WHAT YOU ARE ASKED TO DO. Return the material word for word. Do not include the pictures.

DATA TO USE.
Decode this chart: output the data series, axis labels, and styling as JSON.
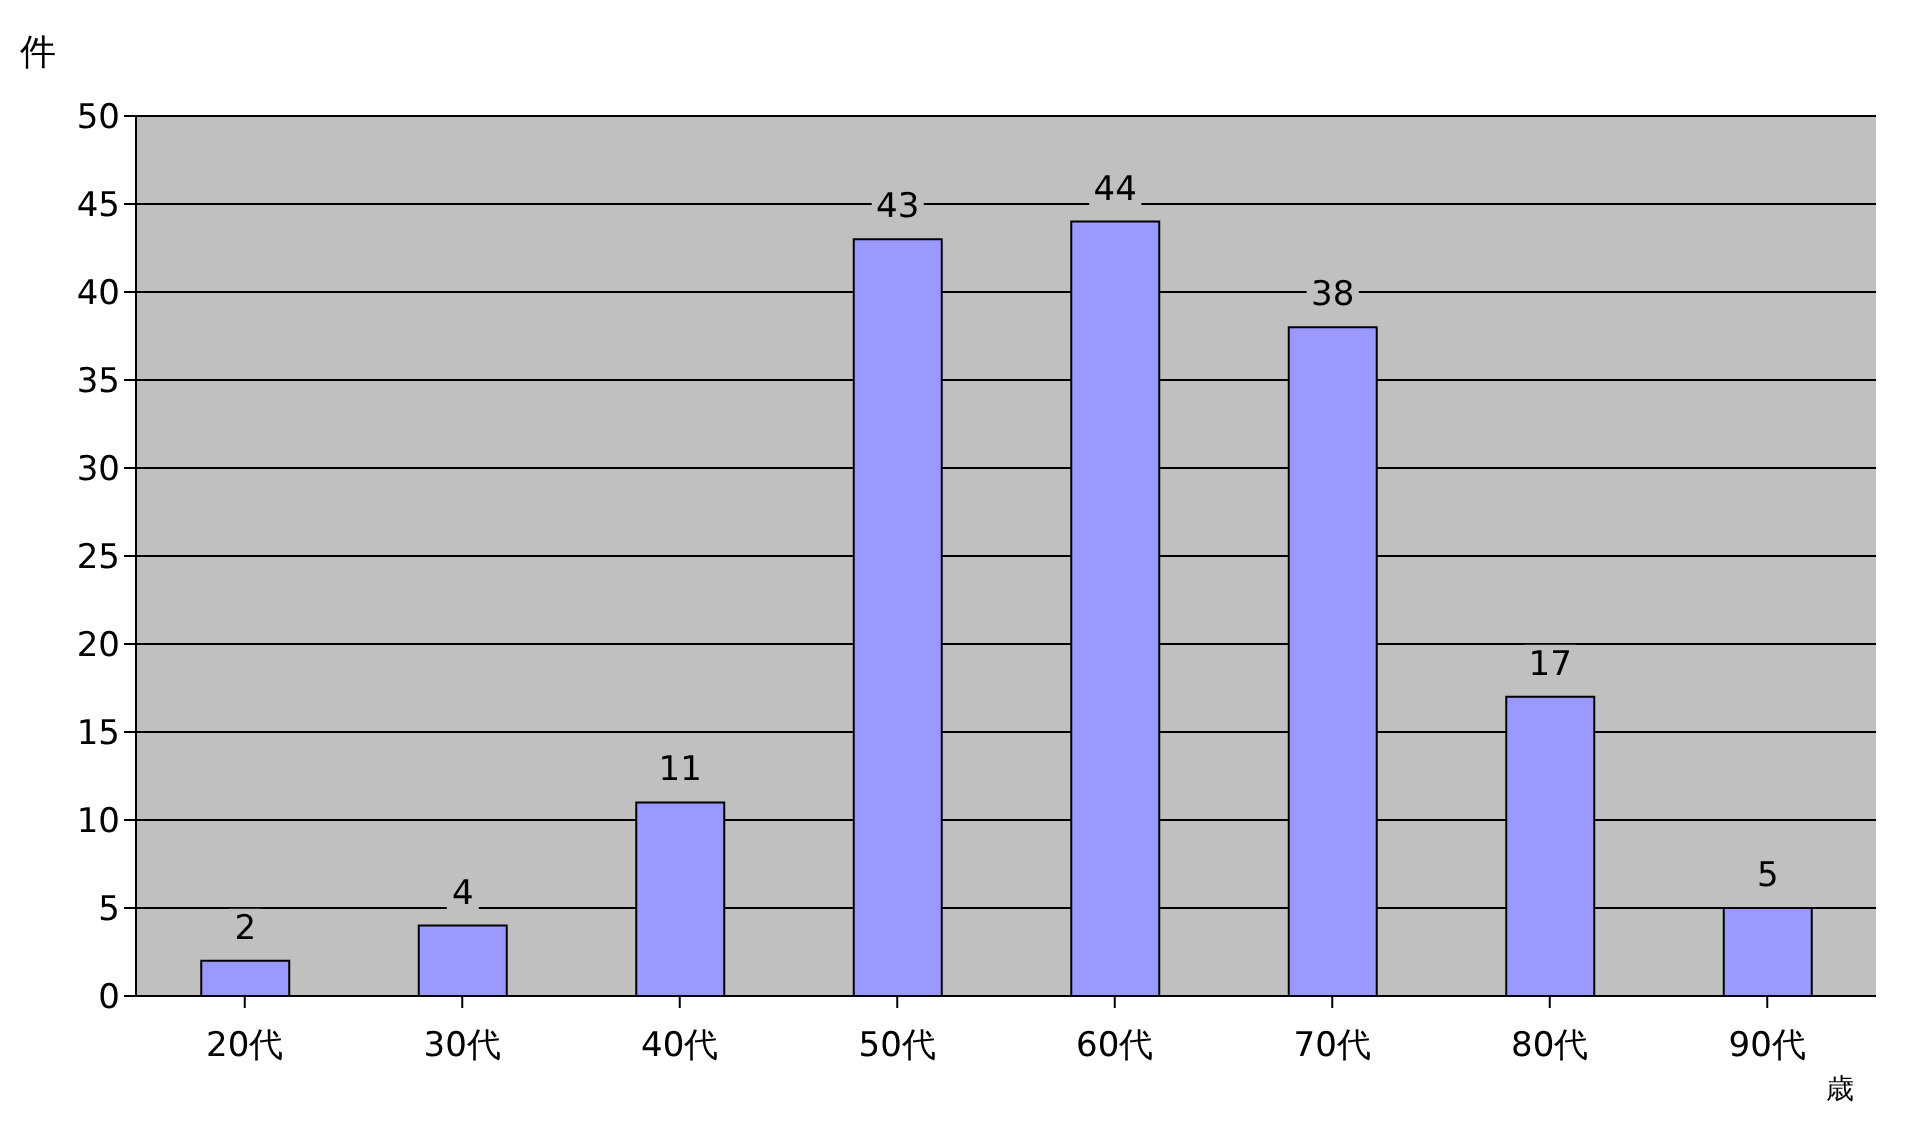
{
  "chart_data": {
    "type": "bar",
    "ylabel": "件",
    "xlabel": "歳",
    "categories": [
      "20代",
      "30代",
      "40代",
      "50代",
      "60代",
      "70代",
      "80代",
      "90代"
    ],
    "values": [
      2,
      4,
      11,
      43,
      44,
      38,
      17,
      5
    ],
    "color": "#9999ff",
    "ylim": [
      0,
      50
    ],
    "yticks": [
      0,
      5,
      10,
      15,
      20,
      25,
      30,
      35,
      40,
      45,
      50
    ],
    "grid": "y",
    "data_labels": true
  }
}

SOLUTION FOR THIS TASK.
Decode this chart: output the data series, axis labels, and styling as JSON.
{
  "chart_data": {
    "type": "bar",
    "ylabel": "件",
    "xlabel": "歳",
    "categories": [
      "20代",
      "30代",
      "40代",
      "50代",
      "60代",
      "70代",
      "80代",
      "90代"
    ],
    "values": [
      2,
      4,
      11,
      43,
      44,
      38,
      17,
      5
    ],
    "color": "#9999ff",
    "ylim": [
      0,
      50
    ],
    "yticks": [
      0,
      5,
      10,
      15,
      20,
      25,
      30,
      35,
      40,
      45,
      50
    ],
    "grid": "y",
    "data_labels": true
  }
}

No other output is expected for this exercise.